▶ [EXCERPT]:
I am hoping someone can point me to a reference for how to set up a simple block of code to do this part. It is the kind of thing that must be done all of the time, but my searches haven't turned up quite the right example yet.

If anyone has suggestions, they would be very much appreciated. I will post more complete code samples later today when I get back. At the moment, I am actually compiling with gcc3 under 32-bit cygwin and 64-bit opensuse linux.

LMHmedchem

2. Senior Member
Join Date
Oct 2008
Posts
1,456

## Re: a variation on all possible subsets

Originally Posted by LMHmedchem
I am creating all the combinations of all sizes k.
being this set infinite, you should also specify some criteria to fix the ordering you want them to be ( consider the loop for(i=0;;++i) print(i);, this will output infinitely many valid combinations according to your definition, but I doubt this is what you're looking for, isn't it ? )

3. Member
Join Date
Feb 2017
Posts
296

## Re: a variation on all possible subsets

Originally Posted by LMHmedchem
Most algorithms for this kind of thing are create all the combinations of size k from the set of size n. I am creating all the combinations of all sizes k.

▶ [WHAT THIS TASK INVOLVES]:
Carry on the forum thread about generating combinations of every size from the point where it stops. Nothing in the listing is needed for this work.

▶ [GIVEN MATERIAL]:
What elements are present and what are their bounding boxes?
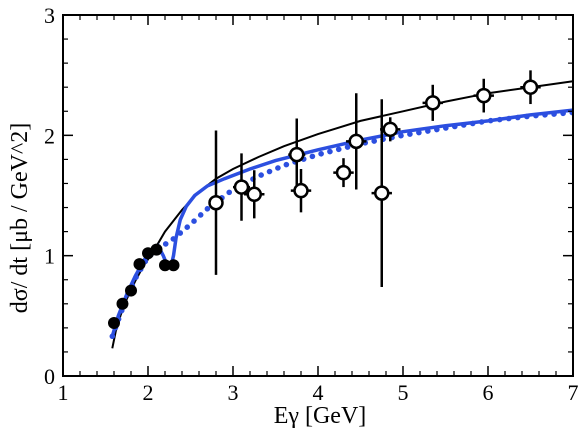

▶ [EXPECTED ANSWER]:
Well, from your example it looks like you want to generate all k-subsets of an n-set in lexical order and then repeat this for all k between 1 and n.

The number of subsets for a certain k and n is n over k. If we denote this with (n/k) you will have (5/1) + (5/2) + (5/3) + (5/4) + (5/5) subsets. That is 5 + 10 + 10 + 5 + 1 = 31 which is consistent with your example. If we also add the empty set (5/0)=1 we get 32 subset and that's all 2^5 sets in the power-set of a 5-set.

So you are essentially generating the full power-set of an n-set. The simplest algorithm for this is to loop through all integers from 0 to 2^n - 1 and view each integer as a bit-set (the bit positions that are 1 in an integer represent the set-members that are present in that set).
Last edited by wolle; February 21st, 2017 at 03:44 AM.

4. ## Re: a variation on all possible subsets

Originally Posted by superbonzo
being this set infinite, you should also specify some criteria to fix the ordering you want them to be ( consider the loop for(i=0;;++i) print(i);, this will output infinitely many valid combinations according to your definition, but I doubt this is what you're looking for, isn't it ? )
Sorry, yes there are a few more criteria. Elements in the set cannot repeat, meaning 1,1,2 is not valid, nor is 1,2,3,4,1. This would mean that the largest possible subset is the entire set itself.

Originally Posted by wolle
Well, from your example it looks like you want to generate all k-subsets of an n-set in lexical order and then repeat this for all k between 1 and n.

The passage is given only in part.